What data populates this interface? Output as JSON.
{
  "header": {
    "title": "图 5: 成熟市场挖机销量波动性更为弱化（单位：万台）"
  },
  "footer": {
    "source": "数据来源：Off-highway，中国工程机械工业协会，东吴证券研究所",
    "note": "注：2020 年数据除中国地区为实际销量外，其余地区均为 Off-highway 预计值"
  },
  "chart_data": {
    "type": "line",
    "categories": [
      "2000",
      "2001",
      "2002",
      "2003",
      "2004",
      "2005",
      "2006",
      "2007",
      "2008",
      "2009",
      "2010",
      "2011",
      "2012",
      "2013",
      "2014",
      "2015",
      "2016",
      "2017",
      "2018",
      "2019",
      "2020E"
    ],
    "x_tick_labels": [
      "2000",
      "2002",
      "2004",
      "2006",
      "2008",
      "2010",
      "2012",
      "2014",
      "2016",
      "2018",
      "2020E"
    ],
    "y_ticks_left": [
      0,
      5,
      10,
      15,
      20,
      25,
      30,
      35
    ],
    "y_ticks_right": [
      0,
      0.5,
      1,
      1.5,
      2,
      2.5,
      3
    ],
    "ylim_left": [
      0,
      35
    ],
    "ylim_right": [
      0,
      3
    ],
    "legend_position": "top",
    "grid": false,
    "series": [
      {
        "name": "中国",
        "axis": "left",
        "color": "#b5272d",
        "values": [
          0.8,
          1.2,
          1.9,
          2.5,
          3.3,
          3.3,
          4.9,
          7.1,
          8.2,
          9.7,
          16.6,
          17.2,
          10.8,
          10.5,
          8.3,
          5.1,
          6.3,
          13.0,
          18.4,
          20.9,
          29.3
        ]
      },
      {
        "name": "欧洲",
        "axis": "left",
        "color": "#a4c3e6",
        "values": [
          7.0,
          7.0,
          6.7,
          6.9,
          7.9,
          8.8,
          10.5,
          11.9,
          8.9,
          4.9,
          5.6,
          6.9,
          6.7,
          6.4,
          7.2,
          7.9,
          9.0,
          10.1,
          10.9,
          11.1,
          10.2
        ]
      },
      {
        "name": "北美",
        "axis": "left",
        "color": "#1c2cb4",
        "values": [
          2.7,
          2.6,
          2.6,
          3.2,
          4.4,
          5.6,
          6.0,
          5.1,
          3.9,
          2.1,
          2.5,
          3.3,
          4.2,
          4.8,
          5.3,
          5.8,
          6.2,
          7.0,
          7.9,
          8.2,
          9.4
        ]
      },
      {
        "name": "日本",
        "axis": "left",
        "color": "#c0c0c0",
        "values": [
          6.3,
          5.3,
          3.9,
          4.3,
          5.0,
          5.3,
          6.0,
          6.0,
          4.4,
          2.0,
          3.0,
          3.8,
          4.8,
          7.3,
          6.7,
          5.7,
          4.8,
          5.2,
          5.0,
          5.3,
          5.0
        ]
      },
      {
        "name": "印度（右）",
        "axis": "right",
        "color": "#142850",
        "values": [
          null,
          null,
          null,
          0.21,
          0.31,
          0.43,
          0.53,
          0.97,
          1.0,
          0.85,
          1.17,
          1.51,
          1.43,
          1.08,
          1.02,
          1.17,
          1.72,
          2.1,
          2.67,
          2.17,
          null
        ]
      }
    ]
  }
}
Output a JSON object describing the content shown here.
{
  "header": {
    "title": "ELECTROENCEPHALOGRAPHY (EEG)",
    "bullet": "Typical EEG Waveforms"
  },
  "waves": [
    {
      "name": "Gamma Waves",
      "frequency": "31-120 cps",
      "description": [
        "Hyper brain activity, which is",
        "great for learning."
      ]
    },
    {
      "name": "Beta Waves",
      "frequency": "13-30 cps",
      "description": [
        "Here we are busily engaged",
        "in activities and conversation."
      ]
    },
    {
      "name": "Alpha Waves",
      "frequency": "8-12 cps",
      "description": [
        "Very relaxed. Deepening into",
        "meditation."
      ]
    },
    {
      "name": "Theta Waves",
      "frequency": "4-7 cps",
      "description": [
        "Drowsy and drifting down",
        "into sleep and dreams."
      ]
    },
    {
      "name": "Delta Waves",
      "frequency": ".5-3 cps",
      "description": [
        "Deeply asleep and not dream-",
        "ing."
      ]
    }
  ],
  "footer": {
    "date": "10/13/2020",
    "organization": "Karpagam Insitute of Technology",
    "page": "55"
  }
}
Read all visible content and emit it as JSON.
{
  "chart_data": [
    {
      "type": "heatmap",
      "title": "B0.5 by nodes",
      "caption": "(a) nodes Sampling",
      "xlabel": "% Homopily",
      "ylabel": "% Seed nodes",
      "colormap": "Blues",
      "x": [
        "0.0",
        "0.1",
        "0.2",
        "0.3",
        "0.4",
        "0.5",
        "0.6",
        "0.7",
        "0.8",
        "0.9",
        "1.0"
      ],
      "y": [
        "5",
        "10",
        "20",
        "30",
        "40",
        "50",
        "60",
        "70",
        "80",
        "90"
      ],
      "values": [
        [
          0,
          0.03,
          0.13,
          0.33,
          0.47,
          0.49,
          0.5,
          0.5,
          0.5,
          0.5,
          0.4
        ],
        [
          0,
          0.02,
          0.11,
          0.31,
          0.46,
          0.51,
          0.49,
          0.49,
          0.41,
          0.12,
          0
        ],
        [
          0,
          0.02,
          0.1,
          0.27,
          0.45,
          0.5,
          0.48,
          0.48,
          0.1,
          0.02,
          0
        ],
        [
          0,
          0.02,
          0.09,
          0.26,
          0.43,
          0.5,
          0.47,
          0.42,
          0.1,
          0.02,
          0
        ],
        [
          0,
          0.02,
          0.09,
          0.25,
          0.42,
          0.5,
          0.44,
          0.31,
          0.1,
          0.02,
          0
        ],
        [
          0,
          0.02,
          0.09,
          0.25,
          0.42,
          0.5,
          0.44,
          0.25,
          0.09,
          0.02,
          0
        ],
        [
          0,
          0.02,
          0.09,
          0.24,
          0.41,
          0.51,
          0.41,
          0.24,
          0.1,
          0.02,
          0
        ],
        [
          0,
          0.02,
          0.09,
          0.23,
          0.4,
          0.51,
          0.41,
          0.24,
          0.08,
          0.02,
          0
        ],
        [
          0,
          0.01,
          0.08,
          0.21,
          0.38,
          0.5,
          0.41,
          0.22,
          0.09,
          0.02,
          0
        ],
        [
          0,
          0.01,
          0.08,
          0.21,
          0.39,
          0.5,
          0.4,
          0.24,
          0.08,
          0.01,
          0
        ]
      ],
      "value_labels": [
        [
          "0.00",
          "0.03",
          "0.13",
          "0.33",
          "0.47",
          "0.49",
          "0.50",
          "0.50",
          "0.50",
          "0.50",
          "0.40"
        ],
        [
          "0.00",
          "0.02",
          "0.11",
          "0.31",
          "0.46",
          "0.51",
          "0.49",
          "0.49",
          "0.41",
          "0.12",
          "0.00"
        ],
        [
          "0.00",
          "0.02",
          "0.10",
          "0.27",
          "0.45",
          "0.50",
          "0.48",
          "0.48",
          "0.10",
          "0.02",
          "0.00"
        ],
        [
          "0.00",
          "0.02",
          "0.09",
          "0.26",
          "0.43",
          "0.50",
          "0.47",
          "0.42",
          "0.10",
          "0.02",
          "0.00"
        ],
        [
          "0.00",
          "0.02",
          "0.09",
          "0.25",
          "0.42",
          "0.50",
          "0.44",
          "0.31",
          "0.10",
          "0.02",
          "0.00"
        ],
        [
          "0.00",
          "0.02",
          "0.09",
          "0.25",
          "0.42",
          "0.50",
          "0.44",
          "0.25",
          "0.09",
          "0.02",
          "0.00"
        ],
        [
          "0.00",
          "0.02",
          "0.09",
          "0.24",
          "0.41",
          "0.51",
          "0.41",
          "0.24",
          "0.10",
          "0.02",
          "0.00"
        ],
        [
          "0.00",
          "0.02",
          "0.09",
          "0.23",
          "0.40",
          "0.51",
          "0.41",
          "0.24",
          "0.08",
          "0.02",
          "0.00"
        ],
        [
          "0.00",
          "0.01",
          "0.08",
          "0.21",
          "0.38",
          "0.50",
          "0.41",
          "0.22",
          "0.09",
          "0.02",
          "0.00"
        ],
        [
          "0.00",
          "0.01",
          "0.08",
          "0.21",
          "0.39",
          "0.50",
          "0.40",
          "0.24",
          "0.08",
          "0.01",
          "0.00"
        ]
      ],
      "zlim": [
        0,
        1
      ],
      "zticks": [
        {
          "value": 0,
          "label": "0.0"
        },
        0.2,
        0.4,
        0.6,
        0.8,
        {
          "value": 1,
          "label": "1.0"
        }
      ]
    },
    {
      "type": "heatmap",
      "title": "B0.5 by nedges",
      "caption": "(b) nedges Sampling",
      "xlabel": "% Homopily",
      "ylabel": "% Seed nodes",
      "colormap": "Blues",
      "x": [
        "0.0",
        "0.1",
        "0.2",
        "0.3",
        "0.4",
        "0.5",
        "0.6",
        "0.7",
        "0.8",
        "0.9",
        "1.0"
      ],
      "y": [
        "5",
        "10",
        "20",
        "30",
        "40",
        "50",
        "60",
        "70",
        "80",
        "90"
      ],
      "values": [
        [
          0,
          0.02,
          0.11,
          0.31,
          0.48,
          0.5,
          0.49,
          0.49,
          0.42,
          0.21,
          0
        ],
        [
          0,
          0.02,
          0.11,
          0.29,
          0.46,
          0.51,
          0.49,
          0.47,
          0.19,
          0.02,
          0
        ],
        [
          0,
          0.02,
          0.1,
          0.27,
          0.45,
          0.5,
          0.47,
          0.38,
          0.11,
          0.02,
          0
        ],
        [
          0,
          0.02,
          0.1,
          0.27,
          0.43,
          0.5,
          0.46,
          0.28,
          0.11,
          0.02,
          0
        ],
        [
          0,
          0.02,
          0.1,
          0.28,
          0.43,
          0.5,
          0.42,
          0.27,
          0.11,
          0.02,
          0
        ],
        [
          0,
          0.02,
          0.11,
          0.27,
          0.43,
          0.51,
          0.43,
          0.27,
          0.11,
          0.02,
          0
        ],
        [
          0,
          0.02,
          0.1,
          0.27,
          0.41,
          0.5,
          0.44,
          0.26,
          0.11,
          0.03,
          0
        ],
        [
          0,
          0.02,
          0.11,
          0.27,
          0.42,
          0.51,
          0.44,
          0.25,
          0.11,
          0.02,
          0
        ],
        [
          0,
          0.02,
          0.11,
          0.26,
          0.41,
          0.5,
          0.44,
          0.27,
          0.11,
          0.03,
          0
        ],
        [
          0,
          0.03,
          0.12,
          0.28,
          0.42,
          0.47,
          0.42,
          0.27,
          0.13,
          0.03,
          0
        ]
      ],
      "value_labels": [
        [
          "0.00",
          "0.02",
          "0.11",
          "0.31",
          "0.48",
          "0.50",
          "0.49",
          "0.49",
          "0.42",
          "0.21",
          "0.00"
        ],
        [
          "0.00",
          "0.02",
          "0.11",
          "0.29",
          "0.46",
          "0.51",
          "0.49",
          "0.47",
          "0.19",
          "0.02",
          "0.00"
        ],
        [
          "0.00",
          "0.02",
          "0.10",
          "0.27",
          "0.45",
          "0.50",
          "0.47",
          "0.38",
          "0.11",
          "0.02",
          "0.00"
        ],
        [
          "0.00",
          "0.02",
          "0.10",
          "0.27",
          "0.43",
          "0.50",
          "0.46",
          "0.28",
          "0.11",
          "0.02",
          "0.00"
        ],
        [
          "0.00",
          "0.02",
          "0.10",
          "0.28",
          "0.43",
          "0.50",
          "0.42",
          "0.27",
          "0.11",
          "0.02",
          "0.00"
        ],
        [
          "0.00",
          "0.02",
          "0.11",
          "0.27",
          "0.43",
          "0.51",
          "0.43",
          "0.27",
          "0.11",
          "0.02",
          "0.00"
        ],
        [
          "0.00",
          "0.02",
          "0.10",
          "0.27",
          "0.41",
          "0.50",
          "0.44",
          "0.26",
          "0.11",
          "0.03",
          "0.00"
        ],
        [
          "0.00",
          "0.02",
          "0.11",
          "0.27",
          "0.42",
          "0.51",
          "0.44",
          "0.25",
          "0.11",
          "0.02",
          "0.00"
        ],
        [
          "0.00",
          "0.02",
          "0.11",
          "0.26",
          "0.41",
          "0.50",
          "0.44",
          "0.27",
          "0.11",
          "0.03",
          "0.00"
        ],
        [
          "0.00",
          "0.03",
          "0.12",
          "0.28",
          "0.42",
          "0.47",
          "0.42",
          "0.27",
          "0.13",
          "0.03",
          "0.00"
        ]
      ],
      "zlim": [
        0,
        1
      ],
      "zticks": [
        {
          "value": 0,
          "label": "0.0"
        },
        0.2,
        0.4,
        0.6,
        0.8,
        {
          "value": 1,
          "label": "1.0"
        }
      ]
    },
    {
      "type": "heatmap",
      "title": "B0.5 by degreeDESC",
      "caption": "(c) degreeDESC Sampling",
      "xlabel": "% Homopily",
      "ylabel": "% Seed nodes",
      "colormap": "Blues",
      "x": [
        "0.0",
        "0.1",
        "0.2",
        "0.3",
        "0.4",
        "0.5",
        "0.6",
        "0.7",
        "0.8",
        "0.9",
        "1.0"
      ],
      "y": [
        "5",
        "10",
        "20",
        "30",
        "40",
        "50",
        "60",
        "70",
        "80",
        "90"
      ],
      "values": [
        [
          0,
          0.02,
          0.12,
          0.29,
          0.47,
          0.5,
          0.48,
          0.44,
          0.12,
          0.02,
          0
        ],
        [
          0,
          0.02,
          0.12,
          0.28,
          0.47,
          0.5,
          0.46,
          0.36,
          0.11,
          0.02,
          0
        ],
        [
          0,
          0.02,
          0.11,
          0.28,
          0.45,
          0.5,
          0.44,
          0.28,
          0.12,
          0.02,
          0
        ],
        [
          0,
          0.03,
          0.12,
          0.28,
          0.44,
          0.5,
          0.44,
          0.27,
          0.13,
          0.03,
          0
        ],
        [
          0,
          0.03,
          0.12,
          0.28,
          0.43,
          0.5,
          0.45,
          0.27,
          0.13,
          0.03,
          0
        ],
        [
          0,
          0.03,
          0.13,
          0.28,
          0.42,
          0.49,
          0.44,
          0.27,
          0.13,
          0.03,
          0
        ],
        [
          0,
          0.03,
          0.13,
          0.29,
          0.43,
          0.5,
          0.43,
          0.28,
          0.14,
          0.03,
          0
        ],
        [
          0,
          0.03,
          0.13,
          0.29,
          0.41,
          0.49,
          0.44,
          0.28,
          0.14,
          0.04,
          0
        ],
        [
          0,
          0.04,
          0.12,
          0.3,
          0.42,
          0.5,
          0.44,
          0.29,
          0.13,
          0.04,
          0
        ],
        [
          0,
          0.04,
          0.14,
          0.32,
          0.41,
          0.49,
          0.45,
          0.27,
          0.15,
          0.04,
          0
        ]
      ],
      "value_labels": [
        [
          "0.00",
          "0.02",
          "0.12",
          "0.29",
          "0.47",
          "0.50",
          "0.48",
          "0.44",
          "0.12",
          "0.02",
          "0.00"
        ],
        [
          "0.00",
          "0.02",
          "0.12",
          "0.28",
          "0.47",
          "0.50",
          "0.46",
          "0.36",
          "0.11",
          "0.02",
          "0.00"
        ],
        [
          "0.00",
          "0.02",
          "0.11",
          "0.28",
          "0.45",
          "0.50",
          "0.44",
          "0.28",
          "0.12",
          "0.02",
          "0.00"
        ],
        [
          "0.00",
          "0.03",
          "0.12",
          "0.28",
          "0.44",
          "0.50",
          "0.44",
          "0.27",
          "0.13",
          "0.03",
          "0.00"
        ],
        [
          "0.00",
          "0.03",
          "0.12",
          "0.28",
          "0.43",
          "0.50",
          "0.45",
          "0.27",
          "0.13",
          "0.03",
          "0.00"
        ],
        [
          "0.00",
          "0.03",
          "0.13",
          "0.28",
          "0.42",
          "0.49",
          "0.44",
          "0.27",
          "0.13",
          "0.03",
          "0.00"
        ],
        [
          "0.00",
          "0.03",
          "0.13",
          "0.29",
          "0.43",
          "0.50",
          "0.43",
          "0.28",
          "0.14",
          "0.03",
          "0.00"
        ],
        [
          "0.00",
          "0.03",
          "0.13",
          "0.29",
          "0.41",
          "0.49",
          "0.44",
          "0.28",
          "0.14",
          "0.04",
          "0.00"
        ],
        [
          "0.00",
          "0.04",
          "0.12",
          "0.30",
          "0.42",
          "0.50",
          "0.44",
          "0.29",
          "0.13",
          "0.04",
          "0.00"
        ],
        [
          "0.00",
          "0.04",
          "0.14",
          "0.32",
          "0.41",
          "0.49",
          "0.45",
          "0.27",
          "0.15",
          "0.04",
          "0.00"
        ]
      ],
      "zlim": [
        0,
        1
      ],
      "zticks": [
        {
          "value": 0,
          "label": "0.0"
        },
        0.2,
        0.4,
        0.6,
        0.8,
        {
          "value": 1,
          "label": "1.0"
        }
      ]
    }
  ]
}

> GIVEN PROBLEM
Gather each line of the listing containing the word "Output" and show it.

> FINISHED ANSWER
What data populates this interface? Output as JSON.
Output a JSON object describing the content shown here.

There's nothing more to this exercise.